▶ _OBJECTIVE_: Extract the full set of records, then give each one again exactly.
################
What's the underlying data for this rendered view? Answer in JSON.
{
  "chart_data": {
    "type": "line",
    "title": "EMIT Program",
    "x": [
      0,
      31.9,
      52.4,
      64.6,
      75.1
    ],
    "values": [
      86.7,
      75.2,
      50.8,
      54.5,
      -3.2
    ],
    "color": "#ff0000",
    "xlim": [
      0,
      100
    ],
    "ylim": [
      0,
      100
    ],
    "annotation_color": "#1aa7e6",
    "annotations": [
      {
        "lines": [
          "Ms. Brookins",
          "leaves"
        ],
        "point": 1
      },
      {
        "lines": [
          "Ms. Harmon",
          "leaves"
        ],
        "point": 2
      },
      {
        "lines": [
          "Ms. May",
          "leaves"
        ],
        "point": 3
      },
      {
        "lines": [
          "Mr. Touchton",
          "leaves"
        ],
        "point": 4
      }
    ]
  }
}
################
▶ _TASK RESULT_:
What's the underlying data for this rendered view? Answer in JSON.
{
  "chart_data": {
    "type": "line",
    "title": "EMIT Program",
    "x": [
      0,
      31.9,
      52.4,
      64.6,
      75.1
    ],
    "values": [
      86.7,
      75.2,
      50.8,
      54.5,
      -3.2
    ],
    "color": "#ff0000",
    "xlim": [
      0,
      100
    ],
    "ylim": [
      0,
      100
    ],
    "annotation_color": "#1aa7e6",
    "annotations": [
      {
        "lines": [
          "Ms. Brookins",
          "leaves"
        ],
        "point": 1
      },
      {
        "lines": [
          "Ms. Harmon",
          "leaves"
        ],
        "point": 2
      },
      {
        "lines": [
          "Ms. May",
          "leaves"
        ],
        "point": 3
      },
      {
        "lines": [
          "Mr. Touchton",
          "leaves"
        ],
        "point": 4
      }
    ]
  }
}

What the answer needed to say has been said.